[Records from a data source]
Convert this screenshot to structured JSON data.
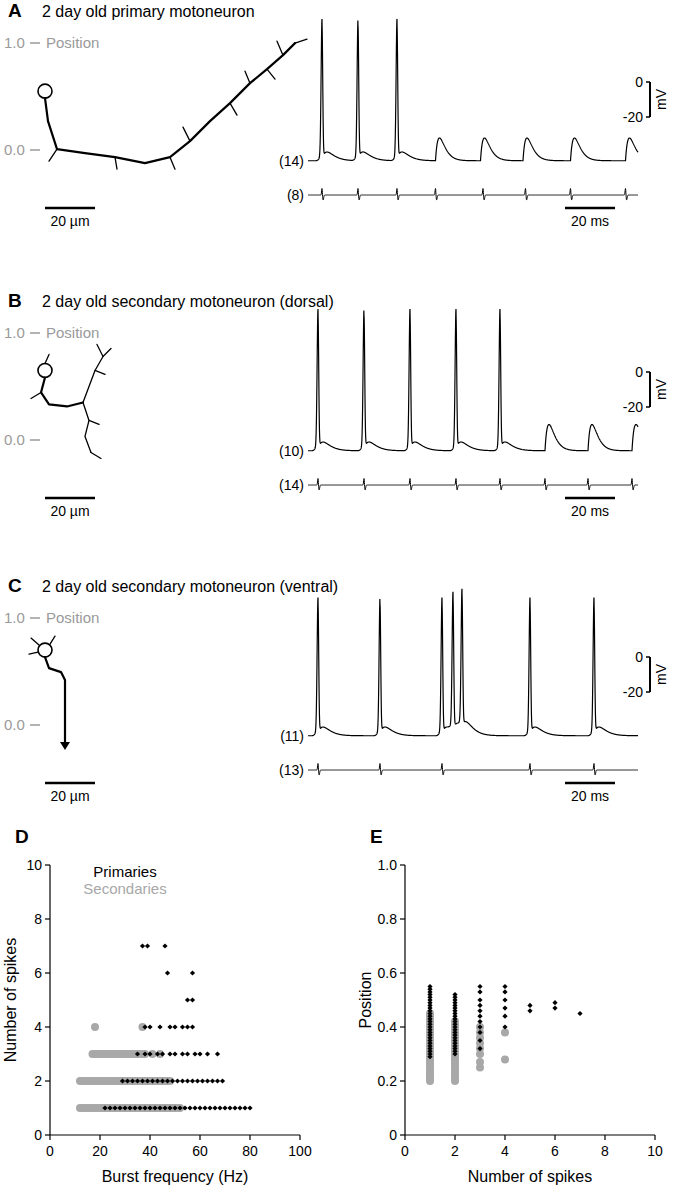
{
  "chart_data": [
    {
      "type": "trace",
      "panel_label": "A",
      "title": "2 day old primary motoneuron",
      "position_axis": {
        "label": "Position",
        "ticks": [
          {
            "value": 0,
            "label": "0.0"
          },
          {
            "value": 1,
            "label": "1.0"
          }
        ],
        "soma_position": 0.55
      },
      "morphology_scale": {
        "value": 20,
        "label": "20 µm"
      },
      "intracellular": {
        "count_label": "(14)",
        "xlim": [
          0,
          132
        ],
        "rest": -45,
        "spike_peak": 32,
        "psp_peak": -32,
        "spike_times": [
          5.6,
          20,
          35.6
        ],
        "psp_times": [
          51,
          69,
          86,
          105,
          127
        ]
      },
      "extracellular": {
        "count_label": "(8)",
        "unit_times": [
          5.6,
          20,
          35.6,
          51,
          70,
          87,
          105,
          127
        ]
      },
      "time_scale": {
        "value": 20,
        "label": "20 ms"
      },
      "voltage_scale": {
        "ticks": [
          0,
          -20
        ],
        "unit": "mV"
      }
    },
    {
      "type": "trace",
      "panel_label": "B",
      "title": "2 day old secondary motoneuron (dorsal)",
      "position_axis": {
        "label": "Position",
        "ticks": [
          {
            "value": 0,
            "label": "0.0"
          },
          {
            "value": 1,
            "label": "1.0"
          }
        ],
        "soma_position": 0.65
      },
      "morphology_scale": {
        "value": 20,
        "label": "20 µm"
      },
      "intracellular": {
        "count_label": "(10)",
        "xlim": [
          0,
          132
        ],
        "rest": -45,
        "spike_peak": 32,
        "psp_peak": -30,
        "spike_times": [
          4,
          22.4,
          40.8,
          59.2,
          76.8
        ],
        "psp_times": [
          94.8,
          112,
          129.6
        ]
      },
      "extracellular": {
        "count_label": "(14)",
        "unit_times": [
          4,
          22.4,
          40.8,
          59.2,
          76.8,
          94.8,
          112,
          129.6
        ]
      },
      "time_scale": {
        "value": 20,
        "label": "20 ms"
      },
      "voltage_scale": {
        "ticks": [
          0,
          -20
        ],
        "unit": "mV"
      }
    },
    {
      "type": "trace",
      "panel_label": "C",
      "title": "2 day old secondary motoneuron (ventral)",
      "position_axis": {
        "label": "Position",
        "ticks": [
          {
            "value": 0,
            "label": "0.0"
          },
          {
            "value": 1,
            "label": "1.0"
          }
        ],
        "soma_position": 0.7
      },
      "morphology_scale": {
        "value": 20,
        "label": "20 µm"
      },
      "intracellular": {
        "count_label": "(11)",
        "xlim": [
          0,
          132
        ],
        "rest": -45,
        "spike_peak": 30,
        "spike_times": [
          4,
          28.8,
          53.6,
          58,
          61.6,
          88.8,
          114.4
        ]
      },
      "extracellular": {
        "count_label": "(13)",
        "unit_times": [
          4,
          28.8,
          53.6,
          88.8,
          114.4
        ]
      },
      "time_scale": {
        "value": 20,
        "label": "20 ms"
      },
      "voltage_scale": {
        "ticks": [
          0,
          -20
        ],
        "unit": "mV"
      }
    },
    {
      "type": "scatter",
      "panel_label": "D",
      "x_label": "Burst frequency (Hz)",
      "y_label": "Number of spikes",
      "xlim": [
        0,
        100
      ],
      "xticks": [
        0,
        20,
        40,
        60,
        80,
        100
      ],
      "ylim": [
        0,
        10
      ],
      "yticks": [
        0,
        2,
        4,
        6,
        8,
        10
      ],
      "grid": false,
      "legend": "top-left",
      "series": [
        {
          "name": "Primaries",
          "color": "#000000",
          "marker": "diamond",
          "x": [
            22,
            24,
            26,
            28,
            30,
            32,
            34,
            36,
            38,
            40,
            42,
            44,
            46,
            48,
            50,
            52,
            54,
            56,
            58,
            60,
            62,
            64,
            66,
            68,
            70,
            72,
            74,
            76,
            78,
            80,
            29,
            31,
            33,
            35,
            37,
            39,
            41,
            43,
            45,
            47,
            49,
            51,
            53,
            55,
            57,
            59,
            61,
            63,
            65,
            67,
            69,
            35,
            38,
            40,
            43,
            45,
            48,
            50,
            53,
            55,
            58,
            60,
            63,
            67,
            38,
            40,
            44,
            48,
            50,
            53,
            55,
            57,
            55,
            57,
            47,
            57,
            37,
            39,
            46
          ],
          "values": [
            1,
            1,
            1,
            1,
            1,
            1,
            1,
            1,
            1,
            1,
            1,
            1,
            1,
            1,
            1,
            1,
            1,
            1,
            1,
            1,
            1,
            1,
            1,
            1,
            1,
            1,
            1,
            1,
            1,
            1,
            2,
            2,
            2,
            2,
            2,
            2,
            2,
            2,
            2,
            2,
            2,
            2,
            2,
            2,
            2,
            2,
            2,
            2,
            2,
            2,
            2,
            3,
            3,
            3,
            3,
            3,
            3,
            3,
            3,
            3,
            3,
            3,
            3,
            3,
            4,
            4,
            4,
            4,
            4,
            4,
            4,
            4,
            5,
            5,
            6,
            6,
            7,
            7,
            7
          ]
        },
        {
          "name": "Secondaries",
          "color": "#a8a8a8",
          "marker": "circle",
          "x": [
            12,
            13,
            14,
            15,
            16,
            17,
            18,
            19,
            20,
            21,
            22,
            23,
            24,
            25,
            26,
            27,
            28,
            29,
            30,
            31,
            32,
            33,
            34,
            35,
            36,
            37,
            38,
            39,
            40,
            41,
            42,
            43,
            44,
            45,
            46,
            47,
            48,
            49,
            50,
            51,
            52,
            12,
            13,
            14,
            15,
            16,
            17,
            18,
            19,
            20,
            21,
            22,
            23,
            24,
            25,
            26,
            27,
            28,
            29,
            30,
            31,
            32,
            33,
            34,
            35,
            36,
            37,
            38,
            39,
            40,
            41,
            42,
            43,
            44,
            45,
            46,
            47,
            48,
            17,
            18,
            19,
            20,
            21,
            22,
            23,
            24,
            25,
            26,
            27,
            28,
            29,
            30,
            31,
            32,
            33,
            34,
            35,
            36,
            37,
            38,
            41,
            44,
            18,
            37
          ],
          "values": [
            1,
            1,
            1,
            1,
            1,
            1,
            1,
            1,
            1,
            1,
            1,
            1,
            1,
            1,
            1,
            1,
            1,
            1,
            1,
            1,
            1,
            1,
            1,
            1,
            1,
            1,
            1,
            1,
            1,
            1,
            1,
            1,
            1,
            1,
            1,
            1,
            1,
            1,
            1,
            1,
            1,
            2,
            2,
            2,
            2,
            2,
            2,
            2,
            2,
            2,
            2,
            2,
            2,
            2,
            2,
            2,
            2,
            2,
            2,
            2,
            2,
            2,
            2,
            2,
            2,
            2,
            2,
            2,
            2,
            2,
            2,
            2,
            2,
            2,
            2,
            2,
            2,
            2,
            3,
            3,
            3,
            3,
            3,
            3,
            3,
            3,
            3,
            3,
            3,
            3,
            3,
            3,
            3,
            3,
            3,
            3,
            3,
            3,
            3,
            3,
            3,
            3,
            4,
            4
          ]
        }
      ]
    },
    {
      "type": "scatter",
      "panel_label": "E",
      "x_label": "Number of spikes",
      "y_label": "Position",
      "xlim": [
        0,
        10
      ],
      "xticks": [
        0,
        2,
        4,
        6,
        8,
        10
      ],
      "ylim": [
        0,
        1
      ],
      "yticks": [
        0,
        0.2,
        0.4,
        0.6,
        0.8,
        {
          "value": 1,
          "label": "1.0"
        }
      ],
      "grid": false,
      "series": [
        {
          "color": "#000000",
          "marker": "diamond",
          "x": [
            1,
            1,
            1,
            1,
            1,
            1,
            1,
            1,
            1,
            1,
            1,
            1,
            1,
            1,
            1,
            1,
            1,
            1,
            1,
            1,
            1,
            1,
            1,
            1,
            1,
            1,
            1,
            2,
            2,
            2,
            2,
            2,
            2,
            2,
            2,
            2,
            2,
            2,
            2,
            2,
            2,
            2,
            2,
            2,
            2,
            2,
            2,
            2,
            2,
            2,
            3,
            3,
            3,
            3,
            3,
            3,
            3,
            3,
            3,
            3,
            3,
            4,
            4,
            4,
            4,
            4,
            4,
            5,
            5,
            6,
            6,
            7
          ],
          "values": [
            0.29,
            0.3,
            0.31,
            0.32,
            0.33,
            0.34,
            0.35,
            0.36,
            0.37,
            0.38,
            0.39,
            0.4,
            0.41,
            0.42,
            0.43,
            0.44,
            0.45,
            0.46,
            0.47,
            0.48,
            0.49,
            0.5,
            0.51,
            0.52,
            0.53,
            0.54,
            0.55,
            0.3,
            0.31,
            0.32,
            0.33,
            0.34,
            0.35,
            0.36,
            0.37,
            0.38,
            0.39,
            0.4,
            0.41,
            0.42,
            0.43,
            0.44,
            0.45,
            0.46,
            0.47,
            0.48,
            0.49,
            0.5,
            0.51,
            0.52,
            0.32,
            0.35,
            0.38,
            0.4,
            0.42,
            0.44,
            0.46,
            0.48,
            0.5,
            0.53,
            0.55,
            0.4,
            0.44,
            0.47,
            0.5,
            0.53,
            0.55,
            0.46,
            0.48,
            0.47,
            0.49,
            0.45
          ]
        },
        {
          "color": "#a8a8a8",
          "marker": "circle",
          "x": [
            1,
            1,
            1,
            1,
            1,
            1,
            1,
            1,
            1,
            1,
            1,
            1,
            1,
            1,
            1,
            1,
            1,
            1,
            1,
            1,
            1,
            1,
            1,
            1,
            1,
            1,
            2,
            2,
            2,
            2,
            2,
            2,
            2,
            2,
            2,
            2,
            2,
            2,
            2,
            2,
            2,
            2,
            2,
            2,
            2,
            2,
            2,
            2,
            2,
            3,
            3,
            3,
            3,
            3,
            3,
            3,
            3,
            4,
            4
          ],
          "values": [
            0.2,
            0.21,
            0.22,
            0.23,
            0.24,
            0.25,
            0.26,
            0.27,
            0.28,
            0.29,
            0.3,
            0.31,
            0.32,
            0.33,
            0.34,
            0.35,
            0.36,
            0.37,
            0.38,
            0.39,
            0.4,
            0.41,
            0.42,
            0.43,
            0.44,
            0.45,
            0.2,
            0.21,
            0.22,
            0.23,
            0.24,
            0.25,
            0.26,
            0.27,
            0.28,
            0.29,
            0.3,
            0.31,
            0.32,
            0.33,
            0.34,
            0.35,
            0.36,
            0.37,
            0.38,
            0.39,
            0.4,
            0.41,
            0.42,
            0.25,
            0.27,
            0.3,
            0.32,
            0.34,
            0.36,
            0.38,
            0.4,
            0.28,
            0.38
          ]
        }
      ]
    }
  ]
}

What you have to do – Copy each line of the listing that includes "title".

Answer to this task –
      "title": "2 day old primary motoneuron",
      "title": "2 day old secondary motoneuron (dorsal)",
      "title": "2 day old secondary motoneuron (ventral)",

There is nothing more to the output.